Data entries
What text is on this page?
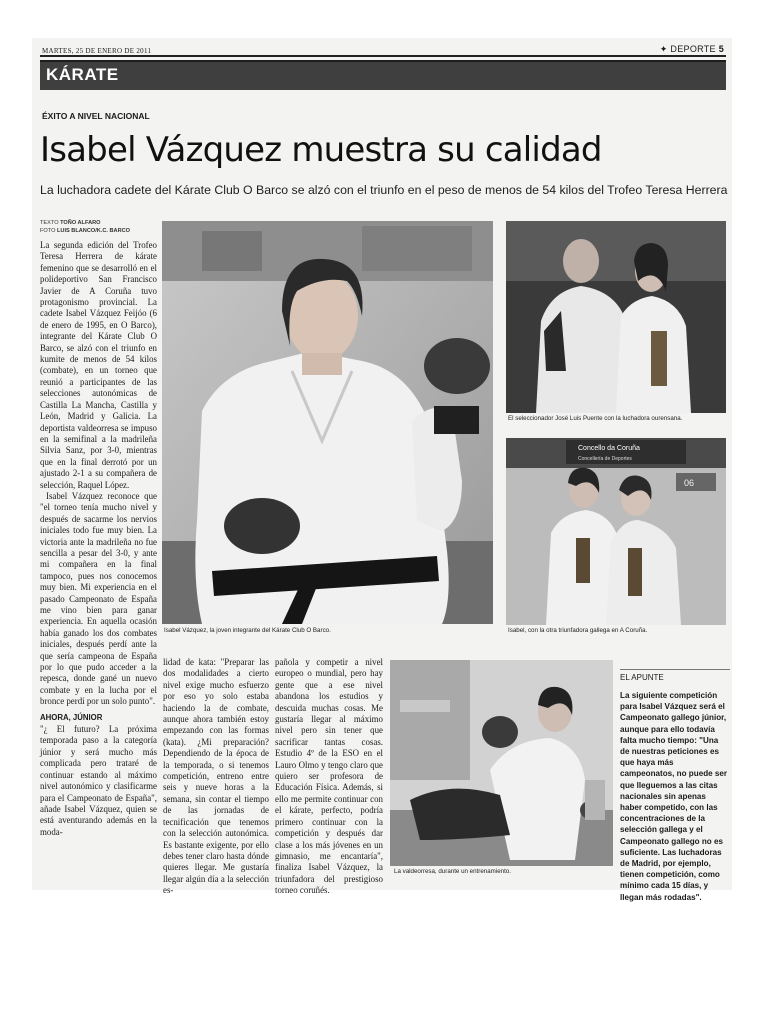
MARTES, 25 DE ENERO DE 2011	✦ DEPORTE 5
KÁRATE
ÉXITO A NIVEL NACIONAL
Isabel Vázquez muestra su calidad
La luchadora cadete del Kárate Club O Barco se alzó con el triunfo en el peso de menos de 54 kilos del Trofeo Teresa Herrera
TEXTO TOÑO ALFARO
FOTO LUIS BLANCO/K.C. BARCO

La segunda edición del Trofeo Teresa Herrera de kárate femenino que se desarrolló en el polideportivo San Francisco Javier de A Coruña tuvo protagonismo provincial. La cadete Isabel Vázquez Feijóo (6 de enero de 1995, en O Barco), integrante del Kárate Club O Barco, se alzó con el triunfo en kumite de menos de 54 kilos (combate), en un torneo que reunió a participantes de las selecciones autonómicas de Castilla La Mancha, Castilla y León, Madrid y Galicia. La deportista valdeorresa se impuso en la semifinal a la madrileña Silvia Sanz, por 3-0, mientras que en la final derrotó por un ajustado 2-1 a su compañera de selección, Raquel López.

Isabel Vázquez reconoce que "el torneo tenía mucho nivel y después de sacarme los nervios iniciales todo fue muy bien. La victoria ante la madrileña no fue sencilla a pesar del 3-0, y ante mi compañera en la final tampoco, pues nos conocemos muy bien. Mi experiencia en el pasado Campeonato de España me vino bien para ganar experiencia. En aquella ocasión había ganado los dos combates iniciales, después perdí ante la que sería campeona de España por lo que pudo acceder a la repesca, donde gané un nuevo combate y en la lucha por el bronce perdí por un solo punto".

AHORA, JÚNIOR

"¿ El futuro? La próxima temporada paso a la categoría júnior y será mucho más complicada pero trataré de continuar estando al máximo nivel autonómico y clasificarme para el Campeonato de España", añade Isabel Vázquez, quien se está aventurando además en la moda-

Isabel Vázquez, la joven integrante del Kárate Club O Barco.
El seleccionador José Luis Puente con la luchadora ourensana.
Concello da Coruña
Concellería de Deportes
06
Isabel, con la otra triunfadora gallega en A Coruña.

lidad de kata: "Preparar las dos modalidades a cierto nivel exige mucho esfuerzo por eso yo solo estaba haciendo la de combate, aunque ahora también estoy empezando con las formas (kata). ¿Mi preparación? Dependiendo de la época de la temporada, o si tenemos competición, entreno entre seis y nueve horas a la semana, sin contar el tiempo de las jornadas de tecnificación que tenemos con la selección autonómica. Es bastante exigente, por ello debes tener claro hasta dónde quieres llegar. Me gustaría llegar algún día a la selección es-

pañola y competir a nivel europeo o mundial, pero hay gente que a ese nivel abandona los estudios y descuida muchas cosas. Me gustaría llegar al máximo nivel pero sin tener que sacrificar tantas cosas. Estudio 4º de la ESO en el Lauro Olmo y tengo claro que quiero ser profesora de Educación Física. Además, si ello me permite continuar con el kárate, perfecto, podría primero continuar con la competición y después dar clase a los más jóvenes en un gimnasio, me encantaría", finaliza Isabel Vázquez, la triunfadora del prestigioso torneo coruñés.

La valdeorresa, durante un entrenamiento.
EL APUNTE
La siguiente competición para Isabel Vázquez será el Campeonato gallego júnior, aunque para ello todavía falta mucho tiempo: "Una de nuestras peticiones es que haya más campeonatos, no puede ser que lleguemos a las citas nacionales sin apenas haber competido, con las concentraciones de la selección gallega y el Campeonato gallego no es suficiente. Las luchadoras de Madrid, por ejemplo, tienen competición, como mínimo cada 15 días, y llegan más rodadas".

THE EXERCISE: Leave images out of the retyped records; keep all else exact.

RESULT:
What text is on this page?
MARTES, 25 DE ENERO DE 2011	✦ DEPORTE 5
KÁRATE
ÉXITO A NIVEL NACIONAL
Isabel Vázquez muestra su calidad
La luchadora cadete del Kárate Club O Barco se alzó con el triunfo en el peso de menos de 54 kilos del Trofeo Teresa Herrera
TEXTO TOÑO ALFARO
FOTO LUIS BLANCO/K.C. BARCO

La segunda edición del Trofeo Teresa Herrera de kárate femenino que se desarrolló en el polideportivo San Francisco Javier de A Coruña tuvo protagonismo provincial. La cadete Isabel Vázquez Feijóo (6 de enero de 1995, en O Barco), integrante del Kárate Club O Barco, se alzó con el triunfo en kumite de menos de 54 kilos (combate), en un torneo que reunió a participantes de las selecciones autonómicas de Castilla La Mancha, Castilla y León, Madrid y Galicia. La deportista valdeorresa se impuso en la semifinal a la madrileña Silvia Sanz, por 3-0, mientras que en la final derrotó por un ajustado 2-1 a su compañera de selección, Raquel López.

Isabel Vázquez reconoce que "el torneo tenía mucho nivel y después de sacarme los nervios iniciales todo fue muy bien. La victoria ante la madrileña no fue sencilla a pesar del 3-0, y ante mi compañera en la final tampoco, pues nos conocemos muy bien. Mi experiencia en el pasado Campeonato de España me vino bien para ganar experiencia. En aquella ocasión había ganado los dos combates iniciales, después perdí ante la que sería campeona de España por lo que pudo acceder a la repesca, donde gané un nuevo combate y en la lucha por el bronce perdí por un solo punto".

AHORA, JÚNIOR

"¿ El futuro? La próxima temporada paso a la categoría júnior y será mucho más complicada pero trataré de continuar estando al máximo nivel autonómico y clasificarme para el Campeonato de España", añade Isabel Vázquez, quien se está aventurando además en la moda-

Isabel Vázquez, la joven integrante del Kárate Club O Barco.
El seleccionador José Luis Puente con la luchadora ourensana.
Concello da Coruña
Concellería de Deportes
06
Isabel, con la otra triunfadora gallega en A Coruña.

lidad de kata: "Preparar las dos modalidades a cierto nivel exige mucho esfuerzo por eso yo solo estaba haciendo la de combate, aunque ahora también estoy empezando con las formas (kata). ¿Mi preparación? Dependiendo de la época de la temporada, o si tenemos competición, entreno entre seis y nueve horas a la semana, sin contar el tiempo de las jornadas de tecnificación que tenemos con la selección autonómica. Es bastante exigente, por ello debes tener claro hasta dónde quieres llegar. Me gustaría llegar algún día a la selección es-

pañola y competir a nivel europeo o mundial, pero hay gente que a ese nivel abandona los estudios y descuida muchas cosas. Me gustaría llegar al máximo nivel pero sin tener que sacrificar tantas cosas. Estudio 4º de la ESO en el Lauro Olmo y tengo claro que quiero ser profesora de Educación Física. Además, si ello me permite continuar con el kárate, perfecto, podría primero continuar con la competición y después dar clase a los más jóvenes en un gimnasio, me encantaría", finaliza Isabel Vázquez, la triunfadora del prestigioso torneo coruñés.

La valdeorresa, durante un entrenamiento.
EL APUNTE
La siguiente competición para Isabel Vázquez será el Campeonato gallego júnior, aunque para ello todavía falta mucho tiempo: "Una de nuestras peticiones es que haya más campeonatos, no puede ser que lleguemos a las citas nacionales sin apenas haber competido, con las concentraciones de la selección gallega y el Campeonato gallego no es suficiente. Las luchadoras de Madrid, por ejemplo, tienen competición, como mínimo cada 15 días, y llegan más rodadas".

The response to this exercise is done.